▶ Written problem: Filter the lines below, keeping only those that contain the word "Output", and copy each kept line unchanged.

▶ Supplied information:
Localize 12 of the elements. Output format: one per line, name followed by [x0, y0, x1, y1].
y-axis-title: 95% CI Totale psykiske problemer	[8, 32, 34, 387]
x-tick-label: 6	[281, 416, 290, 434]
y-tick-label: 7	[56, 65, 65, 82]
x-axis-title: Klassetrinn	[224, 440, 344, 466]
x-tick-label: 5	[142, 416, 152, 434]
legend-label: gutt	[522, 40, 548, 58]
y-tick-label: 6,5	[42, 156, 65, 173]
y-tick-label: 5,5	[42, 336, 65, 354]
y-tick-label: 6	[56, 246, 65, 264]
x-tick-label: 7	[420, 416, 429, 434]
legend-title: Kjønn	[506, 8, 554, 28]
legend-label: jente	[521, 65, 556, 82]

...

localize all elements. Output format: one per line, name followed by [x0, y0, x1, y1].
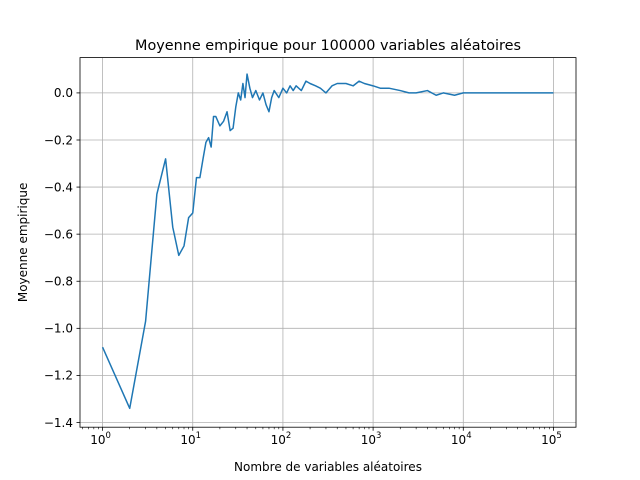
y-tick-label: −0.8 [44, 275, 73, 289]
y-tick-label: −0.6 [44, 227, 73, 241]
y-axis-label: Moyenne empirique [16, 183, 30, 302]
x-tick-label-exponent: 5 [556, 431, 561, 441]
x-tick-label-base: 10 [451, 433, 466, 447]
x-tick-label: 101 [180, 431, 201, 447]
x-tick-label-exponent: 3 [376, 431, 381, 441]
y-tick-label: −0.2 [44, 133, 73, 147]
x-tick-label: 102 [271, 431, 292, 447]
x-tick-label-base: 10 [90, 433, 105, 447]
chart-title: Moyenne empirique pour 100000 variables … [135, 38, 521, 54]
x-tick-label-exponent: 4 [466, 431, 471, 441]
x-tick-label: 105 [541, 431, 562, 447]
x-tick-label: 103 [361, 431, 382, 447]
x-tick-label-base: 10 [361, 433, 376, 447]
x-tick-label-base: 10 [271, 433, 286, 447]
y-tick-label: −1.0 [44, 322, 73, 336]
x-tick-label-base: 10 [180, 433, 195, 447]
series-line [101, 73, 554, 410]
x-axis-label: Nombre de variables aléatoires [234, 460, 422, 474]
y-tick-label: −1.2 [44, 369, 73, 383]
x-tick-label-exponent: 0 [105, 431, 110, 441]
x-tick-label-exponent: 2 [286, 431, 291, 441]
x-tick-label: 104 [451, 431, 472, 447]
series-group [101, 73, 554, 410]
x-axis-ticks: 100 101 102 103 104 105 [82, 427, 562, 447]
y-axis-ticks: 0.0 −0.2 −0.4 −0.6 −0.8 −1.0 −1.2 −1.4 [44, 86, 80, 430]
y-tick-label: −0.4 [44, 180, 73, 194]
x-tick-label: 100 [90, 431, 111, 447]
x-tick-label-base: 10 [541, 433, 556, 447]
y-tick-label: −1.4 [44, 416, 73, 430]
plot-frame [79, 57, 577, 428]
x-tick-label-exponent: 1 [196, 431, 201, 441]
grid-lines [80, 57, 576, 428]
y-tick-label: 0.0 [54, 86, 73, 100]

* * *

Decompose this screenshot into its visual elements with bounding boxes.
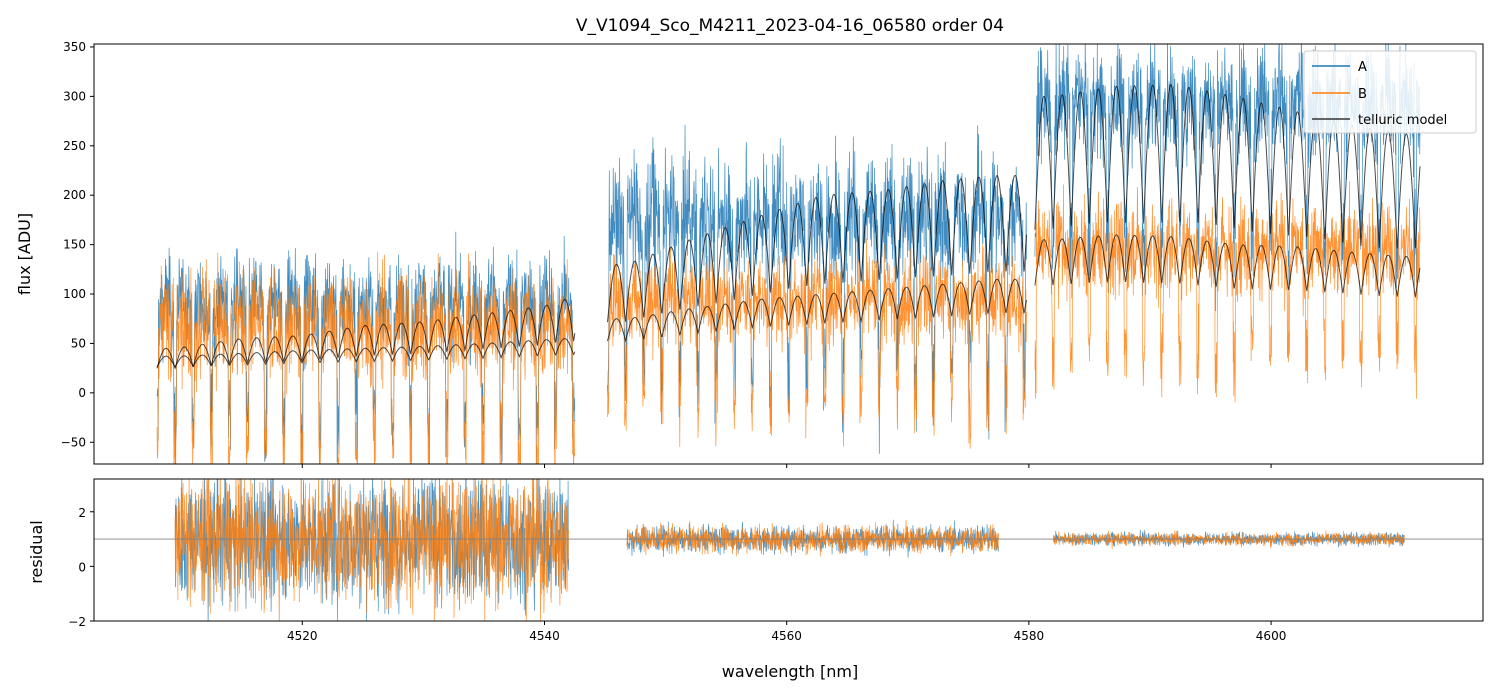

▶ Solution for this exercise:
Localize 12 of the elements. Output format: one per line, name followed by [x0, y0, x1, y1].
localize all elements. Output format: one per line, name followed by [x0, y0, x1, y1].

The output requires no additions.